--- BEGIN Data in this exercise ---

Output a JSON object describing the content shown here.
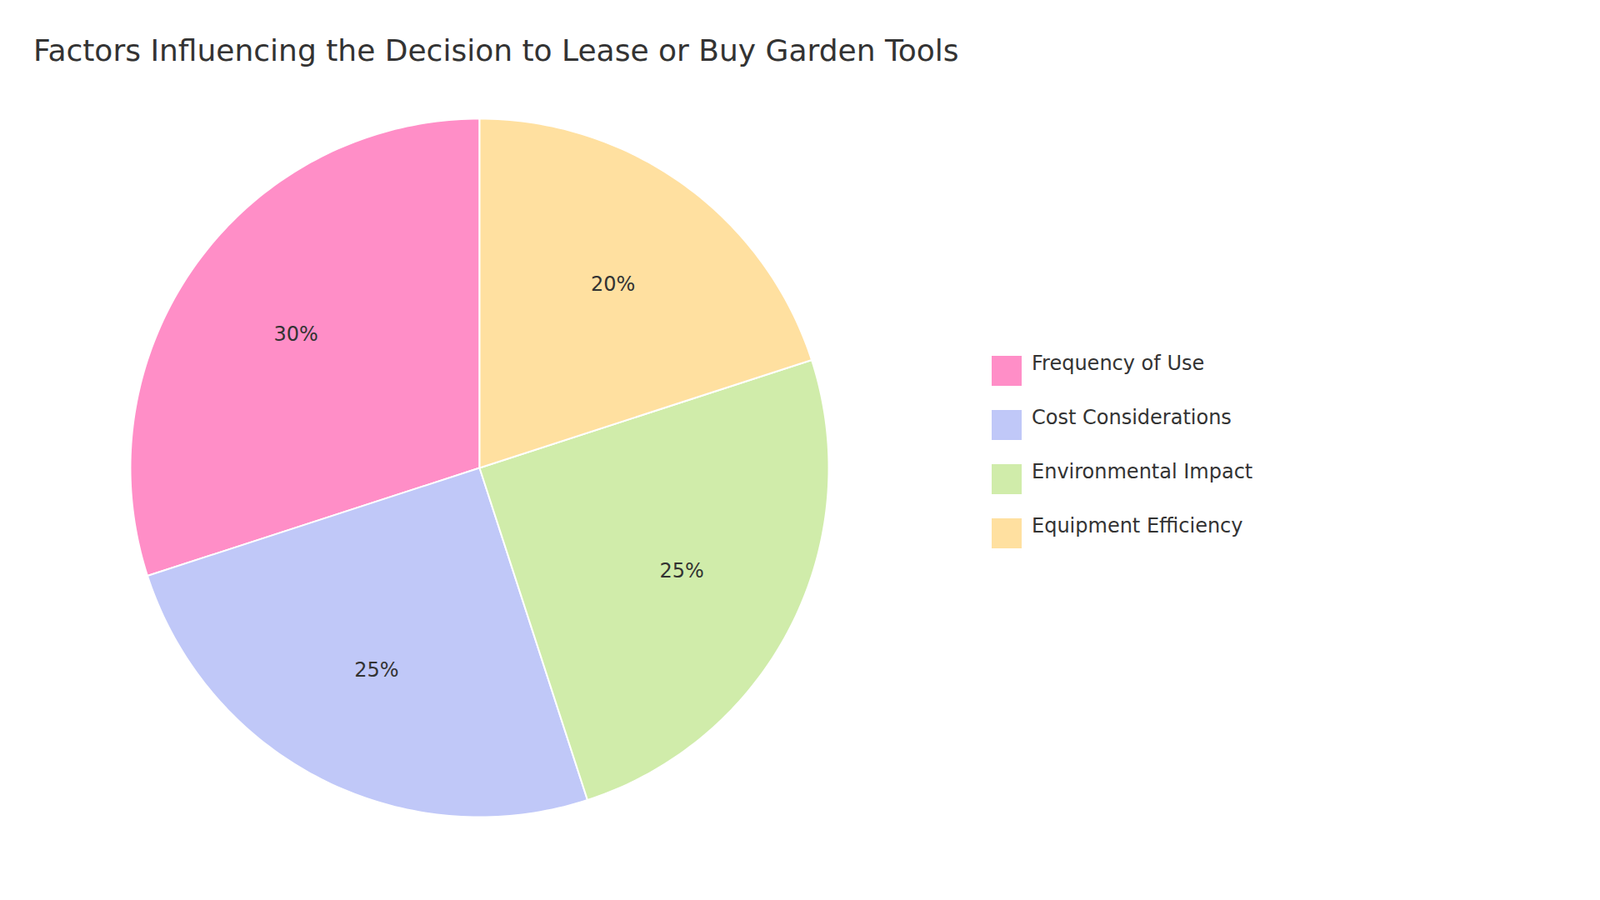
{
  "chart_data": {
    "type": "pie",
    "title": "Factors Influencing the Decision to Lease or Buy Garden Tools",
    "categories": [
      "Frequency of Use",
      "Cost Considerations",
      "Environmental Impact",
      "Equipment Efficiency"
    ],
    "values": [
      30,
      25,
      25,
      20
    ],
    "value_labels": [
      "30%",
      "25%",
      "25%",
      "20%"
    ],
    "colors": [
      "#FF8EC7",
      "#C0C8F8",
      "#D0ECAA",
      "#FFE0A0"
    ],
    "data_labels": true,
    "legend": "right"
  }
}
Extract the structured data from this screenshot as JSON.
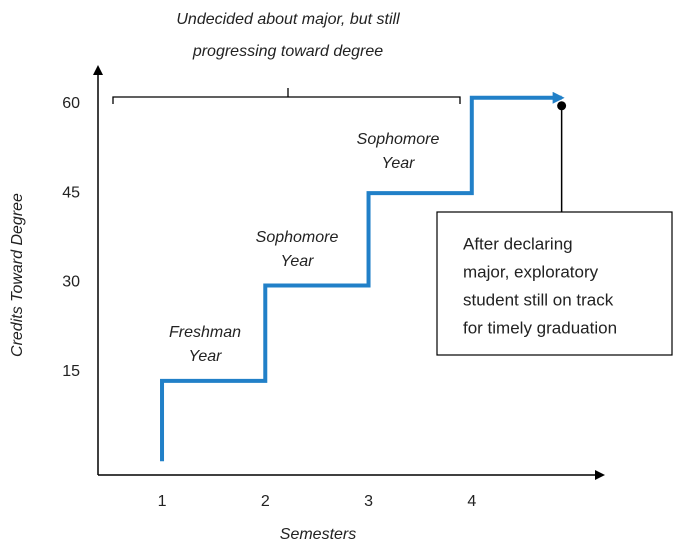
{
  "chart_data": {
    "type": "step",
    "title": [
      "Undecided about major, but still",
      "progressing toward degree"
    ],
    "x_label": "Semesters",
    "y_label": "Credits Toward Degree",
    "xlim": [
      0.38,
      5.29
    ],
    "ylim": [
      -2.3,
      66.5
    ],
    "xticks": [
      1,
      2,
      3,
      4
    ],
    "yticks": [
      15,
      30,
      45,
      60
    ],
    "series": [
      {
        "color": "#2180c8",
        "x": [
          1,
          1,
          2,
          2,
          3,
          3,
          4,
          4,
          4.87
        ],
        "values": [
          0,
          13.5,
          13.5,
          29.5,
          29.5,
          45,
          45,
          61,
          61
        ]
      }
    ],
    "annotations": [
      {
        "lines": [
          "Freshman",
          "Year"
        ]
      },
      {
        "lines": [
          "Sophomore",
          "Year"
        ]
      },
      {
        "lines": [
          "Sophomore",
          "Year"
        ]
      }
    ],
    "callout": [
      "After declaring",
      "major, exploratory",
      "student still on track",
      "for timely graduation"
    ]
  }
}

--- END Data in this exercise ---

Output the entries above exactly. Drop the pictures.

**Task output:**
Output a JSON object describing the content shown here.
{
  "chart_data": {
    "type": "pie",
    "title": "Factors Influencing the Decision to Lease or Buy Garden Tools",
    "categories": [
      "Frequency of Use",
      "Cost Considerations",
      "Environmental Impact",
      "Equipment Efficiency"
    ],
    "values": [
      30,
      25,
      25,
      20
    ],
    "value_labels": [
      "30%",
      "25%",
      "25%",
      "20%"
    ],
    "colors": [
      "#FF8EC7",
      "#C0C8F8",
      "#D0ECAA",
      "#FFE0A0"
    ],
    "data_labels": true,
    "legend": "right"
  }
}
Extract the structured data from this screenshot as JSON.
{
  "chart_data": {
    "type": "step",
    "title": [
      "Undecided about major, but still",
      "progressing toward degree"
    ],
    "x_label": "Semesters",
    "y_label": "Credits Toward Degree",
    "xlim": [
      0.38,
      5.29
    ],
    "ylim": [
      -2.3,
      66.5
    ],
    "xticks": [
      1,
      2,
      3,
      4
    ],
    "yticks": [
      15,
      30,
      45,
      60
    ],
    "series": [
      {
        "color": "#2180c8",
        "x": [
          1,
          1,
          2,
          2,
          3,
          3,
          4,
          4,
          4.87
        ],
        "values": [
          0,
          13.5,
          13.5,
          29.5,
          29.5,
          45,
          45,
          61,
          61
        ]
      }
    ],
    "annotations": [
      {
        "lines": [
          "Freshman",
          "Year"
        ]
      },
      {
        "lines": [
          "Sophomore",
          "Year"
        ]
      },
      {
        "lines": [
          "Sophomore",
          "Year"
        ]
      }
    ],
    "callout": [
      "After declaring",
      "major, exploratory",
      "student still on track",
      "for timely graduation"
    ]
  }
}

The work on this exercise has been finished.